- TASK TO CARRY OUT
Copy, from the entries below, each line in which the string "fraction" appears.

....

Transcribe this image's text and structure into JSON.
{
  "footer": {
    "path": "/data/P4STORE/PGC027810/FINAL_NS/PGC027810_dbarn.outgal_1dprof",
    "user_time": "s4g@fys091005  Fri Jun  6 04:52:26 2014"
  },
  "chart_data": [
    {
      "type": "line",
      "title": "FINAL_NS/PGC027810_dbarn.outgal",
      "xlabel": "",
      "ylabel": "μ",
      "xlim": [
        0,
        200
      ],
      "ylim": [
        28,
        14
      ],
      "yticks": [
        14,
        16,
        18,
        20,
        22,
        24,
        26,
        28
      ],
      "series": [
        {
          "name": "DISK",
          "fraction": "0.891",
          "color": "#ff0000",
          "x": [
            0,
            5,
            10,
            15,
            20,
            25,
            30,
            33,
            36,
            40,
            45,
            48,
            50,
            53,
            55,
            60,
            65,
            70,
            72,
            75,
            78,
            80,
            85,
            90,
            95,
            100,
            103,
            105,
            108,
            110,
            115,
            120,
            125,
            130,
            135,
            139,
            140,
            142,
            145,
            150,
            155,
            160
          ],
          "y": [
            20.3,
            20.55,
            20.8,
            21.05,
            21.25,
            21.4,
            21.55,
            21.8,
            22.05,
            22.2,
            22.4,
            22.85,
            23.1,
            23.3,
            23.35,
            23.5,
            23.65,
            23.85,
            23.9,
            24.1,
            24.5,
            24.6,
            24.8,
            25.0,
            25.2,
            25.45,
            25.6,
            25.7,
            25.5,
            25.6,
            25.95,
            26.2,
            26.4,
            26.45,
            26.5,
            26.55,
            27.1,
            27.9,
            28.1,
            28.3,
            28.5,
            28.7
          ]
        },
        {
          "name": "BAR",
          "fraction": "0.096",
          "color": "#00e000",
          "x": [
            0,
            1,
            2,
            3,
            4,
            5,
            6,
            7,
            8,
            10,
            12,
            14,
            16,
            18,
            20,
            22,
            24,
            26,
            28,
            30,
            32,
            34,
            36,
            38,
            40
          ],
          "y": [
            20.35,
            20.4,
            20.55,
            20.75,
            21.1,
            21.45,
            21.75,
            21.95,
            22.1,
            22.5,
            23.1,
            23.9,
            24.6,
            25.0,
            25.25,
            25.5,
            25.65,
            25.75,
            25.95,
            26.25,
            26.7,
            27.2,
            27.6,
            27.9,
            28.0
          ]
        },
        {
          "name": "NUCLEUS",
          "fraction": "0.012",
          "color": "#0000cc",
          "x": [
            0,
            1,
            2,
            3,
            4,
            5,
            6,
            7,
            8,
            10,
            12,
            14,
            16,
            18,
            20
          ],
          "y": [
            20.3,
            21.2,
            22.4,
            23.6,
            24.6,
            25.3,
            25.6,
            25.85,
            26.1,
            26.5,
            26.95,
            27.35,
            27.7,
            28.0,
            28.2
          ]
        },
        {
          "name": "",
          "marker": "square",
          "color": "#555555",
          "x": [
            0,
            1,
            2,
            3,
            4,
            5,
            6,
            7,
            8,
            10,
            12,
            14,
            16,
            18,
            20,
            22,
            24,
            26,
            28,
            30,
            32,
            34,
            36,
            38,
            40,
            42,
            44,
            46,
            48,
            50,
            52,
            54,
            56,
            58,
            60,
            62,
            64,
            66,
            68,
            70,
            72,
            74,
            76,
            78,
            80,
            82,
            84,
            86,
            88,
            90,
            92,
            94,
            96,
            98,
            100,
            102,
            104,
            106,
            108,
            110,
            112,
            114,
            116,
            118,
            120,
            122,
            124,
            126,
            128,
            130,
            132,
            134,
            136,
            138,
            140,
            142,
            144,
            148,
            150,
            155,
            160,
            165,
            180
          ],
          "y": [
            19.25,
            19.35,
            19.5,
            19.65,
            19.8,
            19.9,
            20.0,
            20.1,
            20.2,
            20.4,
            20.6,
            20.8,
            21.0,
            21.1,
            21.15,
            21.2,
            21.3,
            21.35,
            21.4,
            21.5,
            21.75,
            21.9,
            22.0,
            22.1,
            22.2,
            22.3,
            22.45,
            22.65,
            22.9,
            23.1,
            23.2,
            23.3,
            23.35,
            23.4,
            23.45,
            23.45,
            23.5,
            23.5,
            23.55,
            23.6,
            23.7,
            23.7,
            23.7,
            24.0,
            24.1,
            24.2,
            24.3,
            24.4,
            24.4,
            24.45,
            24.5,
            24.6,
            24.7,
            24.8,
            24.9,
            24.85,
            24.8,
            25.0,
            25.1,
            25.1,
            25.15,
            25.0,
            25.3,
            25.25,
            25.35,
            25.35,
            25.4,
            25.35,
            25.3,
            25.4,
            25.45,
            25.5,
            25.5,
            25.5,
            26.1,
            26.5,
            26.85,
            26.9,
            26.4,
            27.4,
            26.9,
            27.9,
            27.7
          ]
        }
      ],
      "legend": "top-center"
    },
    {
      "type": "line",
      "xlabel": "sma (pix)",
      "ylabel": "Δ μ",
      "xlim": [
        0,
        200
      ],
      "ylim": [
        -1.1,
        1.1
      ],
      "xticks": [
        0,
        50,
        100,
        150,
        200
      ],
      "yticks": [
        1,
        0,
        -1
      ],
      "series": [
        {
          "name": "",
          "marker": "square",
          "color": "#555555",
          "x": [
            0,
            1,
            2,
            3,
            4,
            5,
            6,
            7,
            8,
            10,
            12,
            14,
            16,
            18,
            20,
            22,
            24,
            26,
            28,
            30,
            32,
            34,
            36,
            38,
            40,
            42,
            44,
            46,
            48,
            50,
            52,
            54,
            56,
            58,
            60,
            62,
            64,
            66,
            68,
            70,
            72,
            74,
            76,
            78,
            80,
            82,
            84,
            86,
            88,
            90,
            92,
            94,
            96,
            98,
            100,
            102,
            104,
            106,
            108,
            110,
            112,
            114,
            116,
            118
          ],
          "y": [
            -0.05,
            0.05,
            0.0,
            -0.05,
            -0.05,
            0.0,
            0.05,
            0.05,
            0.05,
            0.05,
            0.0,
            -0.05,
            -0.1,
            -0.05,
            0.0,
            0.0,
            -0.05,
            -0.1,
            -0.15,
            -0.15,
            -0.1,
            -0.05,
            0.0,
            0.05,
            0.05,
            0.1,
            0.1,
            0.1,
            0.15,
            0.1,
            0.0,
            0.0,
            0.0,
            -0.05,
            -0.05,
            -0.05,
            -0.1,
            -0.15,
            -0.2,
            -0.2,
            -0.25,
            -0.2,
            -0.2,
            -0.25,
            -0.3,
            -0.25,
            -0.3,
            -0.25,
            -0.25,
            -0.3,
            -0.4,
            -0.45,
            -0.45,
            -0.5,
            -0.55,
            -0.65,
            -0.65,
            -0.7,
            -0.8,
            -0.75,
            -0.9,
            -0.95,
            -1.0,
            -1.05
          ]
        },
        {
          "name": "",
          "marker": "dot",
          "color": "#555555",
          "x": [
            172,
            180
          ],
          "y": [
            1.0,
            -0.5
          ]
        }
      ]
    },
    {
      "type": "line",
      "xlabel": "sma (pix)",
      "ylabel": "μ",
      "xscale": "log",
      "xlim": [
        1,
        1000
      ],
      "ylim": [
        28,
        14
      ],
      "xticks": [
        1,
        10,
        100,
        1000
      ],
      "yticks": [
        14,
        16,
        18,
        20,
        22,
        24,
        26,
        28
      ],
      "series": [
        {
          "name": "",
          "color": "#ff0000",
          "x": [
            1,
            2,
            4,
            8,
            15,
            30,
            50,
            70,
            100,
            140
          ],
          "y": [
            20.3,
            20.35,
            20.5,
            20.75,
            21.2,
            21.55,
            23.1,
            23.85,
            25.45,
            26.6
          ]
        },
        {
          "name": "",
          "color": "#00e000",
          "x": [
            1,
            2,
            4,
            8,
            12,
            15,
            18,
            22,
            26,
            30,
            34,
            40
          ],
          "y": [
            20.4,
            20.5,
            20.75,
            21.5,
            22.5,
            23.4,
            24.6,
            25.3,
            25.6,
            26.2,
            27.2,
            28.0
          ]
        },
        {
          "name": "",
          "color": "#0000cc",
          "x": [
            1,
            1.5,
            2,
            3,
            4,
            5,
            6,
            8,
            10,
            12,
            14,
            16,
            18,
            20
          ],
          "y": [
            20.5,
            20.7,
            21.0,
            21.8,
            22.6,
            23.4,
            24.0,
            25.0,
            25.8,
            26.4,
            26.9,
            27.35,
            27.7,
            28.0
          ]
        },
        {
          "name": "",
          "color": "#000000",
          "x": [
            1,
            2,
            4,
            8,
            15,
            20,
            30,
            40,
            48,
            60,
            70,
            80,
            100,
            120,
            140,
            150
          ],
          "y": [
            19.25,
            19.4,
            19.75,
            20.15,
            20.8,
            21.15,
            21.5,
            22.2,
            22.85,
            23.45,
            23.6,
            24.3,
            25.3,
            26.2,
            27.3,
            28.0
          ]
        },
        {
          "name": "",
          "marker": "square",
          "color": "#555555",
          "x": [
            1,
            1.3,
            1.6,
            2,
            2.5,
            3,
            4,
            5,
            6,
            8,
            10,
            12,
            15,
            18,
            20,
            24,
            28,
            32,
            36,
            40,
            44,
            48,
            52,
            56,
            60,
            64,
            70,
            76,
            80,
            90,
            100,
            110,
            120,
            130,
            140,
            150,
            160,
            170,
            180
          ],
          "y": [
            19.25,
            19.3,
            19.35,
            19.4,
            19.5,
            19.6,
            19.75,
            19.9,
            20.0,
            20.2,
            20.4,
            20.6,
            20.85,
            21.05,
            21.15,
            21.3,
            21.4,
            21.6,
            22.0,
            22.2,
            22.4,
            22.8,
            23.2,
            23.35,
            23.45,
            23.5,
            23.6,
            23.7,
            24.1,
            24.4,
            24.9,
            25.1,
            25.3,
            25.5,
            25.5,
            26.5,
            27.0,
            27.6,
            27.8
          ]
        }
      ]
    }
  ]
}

....

- RESPONSE FOR THIS EXERCISE
          "fraction": "0.891",
          "fraction": "0.096",
          "fraction": "0.012",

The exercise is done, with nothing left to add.